§ **RECORDS PROVIDED**:
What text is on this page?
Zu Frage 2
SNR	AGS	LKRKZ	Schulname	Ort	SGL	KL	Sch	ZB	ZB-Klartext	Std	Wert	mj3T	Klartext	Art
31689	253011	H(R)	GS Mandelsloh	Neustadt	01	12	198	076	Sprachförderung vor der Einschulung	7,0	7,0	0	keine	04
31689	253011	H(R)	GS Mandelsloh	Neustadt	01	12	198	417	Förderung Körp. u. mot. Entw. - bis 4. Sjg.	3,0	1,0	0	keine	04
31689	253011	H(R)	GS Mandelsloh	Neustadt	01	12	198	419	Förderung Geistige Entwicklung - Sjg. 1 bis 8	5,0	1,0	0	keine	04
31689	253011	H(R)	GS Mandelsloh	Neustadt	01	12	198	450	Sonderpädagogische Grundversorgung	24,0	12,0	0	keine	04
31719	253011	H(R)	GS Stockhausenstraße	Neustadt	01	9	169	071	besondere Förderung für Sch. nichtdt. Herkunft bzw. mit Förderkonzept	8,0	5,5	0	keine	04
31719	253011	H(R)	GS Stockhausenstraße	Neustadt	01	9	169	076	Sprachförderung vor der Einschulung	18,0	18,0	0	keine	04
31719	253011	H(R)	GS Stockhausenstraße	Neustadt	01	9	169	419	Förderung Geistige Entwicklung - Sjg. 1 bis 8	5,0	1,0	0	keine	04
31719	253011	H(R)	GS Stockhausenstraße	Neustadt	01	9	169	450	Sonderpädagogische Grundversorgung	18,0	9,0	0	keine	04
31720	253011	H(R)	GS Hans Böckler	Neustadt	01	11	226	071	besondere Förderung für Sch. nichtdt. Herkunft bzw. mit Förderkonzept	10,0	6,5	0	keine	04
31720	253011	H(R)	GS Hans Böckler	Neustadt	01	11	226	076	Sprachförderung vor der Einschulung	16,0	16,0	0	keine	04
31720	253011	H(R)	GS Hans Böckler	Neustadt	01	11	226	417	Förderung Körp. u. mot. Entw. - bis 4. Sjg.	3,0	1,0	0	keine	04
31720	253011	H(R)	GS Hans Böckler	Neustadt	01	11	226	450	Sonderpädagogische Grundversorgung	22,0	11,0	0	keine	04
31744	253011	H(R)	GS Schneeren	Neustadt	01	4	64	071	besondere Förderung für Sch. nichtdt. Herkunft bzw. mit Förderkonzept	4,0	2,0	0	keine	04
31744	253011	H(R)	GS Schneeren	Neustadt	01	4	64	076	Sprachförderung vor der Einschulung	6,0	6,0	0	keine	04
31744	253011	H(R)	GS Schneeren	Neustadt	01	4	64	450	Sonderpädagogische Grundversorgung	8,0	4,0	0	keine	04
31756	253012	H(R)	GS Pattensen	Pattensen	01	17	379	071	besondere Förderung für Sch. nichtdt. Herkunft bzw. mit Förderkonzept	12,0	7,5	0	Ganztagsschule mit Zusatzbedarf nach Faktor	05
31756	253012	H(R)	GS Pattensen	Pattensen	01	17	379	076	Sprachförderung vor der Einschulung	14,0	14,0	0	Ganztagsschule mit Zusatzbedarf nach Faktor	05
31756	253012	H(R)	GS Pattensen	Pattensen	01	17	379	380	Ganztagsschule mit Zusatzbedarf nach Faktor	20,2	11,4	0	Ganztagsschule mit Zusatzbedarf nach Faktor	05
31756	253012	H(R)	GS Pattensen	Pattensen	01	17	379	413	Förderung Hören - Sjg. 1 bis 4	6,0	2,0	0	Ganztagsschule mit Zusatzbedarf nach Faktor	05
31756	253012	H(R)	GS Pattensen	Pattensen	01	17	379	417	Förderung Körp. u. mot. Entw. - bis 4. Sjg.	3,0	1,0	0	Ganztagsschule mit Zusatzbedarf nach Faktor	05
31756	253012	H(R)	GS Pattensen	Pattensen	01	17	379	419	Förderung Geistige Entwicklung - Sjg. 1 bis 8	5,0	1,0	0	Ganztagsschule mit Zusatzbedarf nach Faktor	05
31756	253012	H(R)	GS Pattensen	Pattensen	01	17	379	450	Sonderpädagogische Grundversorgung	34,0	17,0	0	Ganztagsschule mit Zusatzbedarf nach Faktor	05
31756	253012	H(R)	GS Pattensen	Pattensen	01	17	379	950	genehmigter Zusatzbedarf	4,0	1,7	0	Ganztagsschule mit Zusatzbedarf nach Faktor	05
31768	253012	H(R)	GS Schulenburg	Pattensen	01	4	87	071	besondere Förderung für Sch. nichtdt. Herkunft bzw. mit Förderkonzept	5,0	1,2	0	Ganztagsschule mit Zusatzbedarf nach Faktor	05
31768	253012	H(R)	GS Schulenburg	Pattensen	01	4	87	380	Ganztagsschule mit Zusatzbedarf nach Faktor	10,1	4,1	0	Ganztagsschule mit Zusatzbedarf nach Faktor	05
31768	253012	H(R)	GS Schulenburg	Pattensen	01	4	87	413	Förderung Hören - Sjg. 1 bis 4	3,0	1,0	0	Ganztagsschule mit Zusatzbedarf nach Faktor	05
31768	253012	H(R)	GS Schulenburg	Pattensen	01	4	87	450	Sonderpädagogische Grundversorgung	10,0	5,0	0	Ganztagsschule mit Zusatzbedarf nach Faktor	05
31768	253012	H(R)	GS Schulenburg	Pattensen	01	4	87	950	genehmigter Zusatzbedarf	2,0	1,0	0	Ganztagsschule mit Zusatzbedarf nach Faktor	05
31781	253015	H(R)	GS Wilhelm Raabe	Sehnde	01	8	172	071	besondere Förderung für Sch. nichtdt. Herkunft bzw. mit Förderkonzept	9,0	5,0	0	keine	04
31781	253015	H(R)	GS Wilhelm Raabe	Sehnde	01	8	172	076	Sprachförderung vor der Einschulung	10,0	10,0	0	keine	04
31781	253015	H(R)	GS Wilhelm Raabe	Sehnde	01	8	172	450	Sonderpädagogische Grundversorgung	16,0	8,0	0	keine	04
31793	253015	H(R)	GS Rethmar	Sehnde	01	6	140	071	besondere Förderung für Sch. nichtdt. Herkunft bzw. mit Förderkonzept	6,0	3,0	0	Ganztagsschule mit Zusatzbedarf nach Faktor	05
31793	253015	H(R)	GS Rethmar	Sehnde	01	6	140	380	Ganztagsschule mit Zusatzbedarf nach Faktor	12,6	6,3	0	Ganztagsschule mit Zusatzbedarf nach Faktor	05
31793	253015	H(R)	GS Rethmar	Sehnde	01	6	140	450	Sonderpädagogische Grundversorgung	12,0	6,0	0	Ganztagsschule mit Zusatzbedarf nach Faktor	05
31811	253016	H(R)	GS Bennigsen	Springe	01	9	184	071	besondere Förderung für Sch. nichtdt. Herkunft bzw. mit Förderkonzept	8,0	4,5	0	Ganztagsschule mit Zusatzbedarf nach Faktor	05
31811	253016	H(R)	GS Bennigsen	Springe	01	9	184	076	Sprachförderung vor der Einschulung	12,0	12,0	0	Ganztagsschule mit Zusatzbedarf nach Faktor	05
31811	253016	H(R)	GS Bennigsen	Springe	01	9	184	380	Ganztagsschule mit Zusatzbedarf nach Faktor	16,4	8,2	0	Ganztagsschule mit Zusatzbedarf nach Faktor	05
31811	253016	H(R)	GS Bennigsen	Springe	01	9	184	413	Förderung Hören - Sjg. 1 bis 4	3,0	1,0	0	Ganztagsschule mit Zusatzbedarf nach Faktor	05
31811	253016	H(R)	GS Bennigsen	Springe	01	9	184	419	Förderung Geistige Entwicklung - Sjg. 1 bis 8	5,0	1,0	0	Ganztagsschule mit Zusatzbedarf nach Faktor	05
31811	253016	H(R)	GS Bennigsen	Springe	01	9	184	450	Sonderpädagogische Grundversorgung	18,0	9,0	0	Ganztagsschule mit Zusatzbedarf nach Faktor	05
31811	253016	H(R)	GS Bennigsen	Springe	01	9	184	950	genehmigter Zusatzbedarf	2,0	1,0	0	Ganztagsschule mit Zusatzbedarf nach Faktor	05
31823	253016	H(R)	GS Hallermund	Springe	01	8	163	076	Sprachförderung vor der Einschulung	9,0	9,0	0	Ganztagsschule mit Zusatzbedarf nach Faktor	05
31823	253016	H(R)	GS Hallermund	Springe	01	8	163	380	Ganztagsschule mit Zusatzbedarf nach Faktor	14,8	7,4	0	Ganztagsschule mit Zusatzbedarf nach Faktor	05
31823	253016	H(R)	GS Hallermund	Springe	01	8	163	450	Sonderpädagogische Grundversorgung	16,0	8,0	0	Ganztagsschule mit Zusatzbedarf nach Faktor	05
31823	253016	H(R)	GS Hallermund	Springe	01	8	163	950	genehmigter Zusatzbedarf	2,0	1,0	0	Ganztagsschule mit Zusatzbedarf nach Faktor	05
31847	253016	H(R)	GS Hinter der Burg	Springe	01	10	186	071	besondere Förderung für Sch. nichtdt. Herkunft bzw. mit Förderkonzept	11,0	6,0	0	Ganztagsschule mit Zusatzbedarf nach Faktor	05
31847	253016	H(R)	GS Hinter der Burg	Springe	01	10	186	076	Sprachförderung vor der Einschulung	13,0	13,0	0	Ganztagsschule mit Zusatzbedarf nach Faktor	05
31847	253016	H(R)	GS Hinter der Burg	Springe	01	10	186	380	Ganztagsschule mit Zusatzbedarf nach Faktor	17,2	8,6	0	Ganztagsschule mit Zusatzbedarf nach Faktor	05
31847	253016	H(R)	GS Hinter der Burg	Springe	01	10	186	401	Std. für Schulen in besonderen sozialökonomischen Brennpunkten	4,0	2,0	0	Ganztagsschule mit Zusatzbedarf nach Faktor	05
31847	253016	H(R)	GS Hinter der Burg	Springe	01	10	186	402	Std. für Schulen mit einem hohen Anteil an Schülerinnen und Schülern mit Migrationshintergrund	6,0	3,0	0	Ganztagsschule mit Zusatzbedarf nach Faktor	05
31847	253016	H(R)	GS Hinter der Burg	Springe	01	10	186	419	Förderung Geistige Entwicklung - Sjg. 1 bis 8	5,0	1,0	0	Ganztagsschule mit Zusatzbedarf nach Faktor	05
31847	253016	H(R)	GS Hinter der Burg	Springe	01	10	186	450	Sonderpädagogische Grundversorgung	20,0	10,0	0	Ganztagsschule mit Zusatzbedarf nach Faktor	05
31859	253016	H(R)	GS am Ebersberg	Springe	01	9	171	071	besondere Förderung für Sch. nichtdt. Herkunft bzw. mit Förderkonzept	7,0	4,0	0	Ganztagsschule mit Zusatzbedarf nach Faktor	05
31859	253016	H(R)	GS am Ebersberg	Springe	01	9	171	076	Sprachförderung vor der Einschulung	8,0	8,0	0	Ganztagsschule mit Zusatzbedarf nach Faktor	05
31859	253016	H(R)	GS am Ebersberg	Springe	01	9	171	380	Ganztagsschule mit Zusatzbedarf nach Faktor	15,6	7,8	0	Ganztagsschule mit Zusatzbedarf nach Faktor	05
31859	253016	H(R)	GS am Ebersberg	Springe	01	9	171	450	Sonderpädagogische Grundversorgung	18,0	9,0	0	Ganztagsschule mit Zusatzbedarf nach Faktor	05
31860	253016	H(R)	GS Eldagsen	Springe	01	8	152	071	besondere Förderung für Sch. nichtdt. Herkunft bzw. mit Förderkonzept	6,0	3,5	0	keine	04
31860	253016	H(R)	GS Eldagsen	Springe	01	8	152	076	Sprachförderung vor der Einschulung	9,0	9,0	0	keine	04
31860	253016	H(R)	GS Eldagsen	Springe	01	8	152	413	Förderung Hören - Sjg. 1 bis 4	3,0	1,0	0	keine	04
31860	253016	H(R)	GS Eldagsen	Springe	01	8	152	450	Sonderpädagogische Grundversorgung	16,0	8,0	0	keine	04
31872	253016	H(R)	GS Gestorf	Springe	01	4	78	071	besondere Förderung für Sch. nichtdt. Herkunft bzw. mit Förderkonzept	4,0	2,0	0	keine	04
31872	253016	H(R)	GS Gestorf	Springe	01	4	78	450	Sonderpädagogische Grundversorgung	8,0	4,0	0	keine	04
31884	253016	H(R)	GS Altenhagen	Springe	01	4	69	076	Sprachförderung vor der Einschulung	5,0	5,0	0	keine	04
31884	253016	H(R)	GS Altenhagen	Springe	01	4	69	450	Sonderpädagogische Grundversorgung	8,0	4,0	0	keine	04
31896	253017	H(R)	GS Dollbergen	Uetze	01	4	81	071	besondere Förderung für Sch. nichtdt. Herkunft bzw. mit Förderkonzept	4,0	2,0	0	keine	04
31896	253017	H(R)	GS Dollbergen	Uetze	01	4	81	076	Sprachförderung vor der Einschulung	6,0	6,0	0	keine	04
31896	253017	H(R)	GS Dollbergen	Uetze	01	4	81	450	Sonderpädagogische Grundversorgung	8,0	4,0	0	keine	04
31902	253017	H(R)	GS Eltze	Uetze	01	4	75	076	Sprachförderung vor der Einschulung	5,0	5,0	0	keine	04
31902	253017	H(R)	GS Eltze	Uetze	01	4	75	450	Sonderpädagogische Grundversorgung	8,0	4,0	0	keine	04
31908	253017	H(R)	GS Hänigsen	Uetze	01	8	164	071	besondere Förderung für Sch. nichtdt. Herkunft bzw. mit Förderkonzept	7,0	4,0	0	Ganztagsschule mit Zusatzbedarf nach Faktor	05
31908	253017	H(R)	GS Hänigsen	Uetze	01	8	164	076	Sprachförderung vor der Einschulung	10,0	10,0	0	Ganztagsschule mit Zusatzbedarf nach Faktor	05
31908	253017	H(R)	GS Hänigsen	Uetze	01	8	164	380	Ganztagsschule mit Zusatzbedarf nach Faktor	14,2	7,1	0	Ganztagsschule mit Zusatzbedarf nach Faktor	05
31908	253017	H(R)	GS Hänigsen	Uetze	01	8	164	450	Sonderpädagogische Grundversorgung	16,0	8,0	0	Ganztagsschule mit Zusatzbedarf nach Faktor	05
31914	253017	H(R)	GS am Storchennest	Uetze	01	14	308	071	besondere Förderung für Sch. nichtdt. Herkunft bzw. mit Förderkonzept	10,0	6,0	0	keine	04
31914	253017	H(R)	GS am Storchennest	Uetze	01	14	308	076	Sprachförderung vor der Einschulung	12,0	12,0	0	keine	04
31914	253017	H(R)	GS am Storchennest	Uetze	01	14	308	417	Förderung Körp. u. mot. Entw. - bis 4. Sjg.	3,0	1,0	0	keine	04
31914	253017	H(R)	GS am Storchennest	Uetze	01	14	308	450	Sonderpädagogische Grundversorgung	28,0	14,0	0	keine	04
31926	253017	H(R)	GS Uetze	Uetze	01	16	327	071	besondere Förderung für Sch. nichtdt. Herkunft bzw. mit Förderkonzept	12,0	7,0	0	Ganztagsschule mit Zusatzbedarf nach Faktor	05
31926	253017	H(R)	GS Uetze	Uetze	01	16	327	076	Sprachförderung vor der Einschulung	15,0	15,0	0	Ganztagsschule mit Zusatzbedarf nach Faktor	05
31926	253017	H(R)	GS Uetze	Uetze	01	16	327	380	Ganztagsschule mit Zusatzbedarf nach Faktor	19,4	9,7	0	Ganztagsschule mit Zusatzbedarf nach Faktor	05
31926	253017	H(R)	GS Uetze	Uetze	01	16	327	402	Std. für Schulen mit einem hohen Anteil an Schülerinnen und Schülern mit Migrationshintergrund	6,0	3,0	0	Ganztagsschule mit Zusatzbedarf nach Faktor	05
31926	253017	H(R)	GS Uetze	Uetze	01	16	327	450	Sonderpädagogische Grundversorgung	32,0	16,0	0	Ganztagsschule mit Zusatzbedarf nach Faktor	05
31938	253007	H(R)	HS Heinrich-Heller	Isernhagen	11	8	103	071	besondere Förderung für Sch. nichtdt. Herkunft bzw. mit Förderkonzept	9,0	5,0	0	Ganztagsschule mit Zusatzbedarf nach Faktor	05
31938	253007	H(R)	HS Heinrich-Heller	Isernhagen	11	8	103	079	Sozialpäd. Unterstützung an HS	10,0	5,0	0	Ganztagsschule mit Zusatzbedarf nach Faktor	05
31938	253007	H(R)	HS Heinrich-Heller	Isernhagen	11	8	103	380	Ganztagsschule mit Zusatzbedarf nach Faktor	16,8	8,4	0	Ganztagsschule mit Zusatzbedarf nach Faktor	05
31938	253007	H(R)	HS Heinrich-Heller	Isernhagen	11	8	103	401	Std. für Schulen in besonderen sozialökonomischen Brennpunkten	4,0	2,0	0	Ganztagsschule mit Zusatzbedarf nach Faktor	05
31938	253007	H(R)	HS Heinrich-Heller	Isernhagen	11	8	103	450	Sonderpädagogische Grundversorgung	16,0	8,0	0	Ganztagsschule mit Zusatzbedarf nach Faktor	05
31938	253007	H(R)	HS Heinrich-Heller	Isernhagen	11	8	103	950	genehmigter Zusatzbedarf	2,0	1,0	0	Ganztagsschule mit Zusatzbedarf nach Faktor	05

§ **GIVEN TASK**:
In the entries above, some lines may contain the string "Hänigsen"; report how many, without additional comment.

§ **EXERCISE RESULT**:
4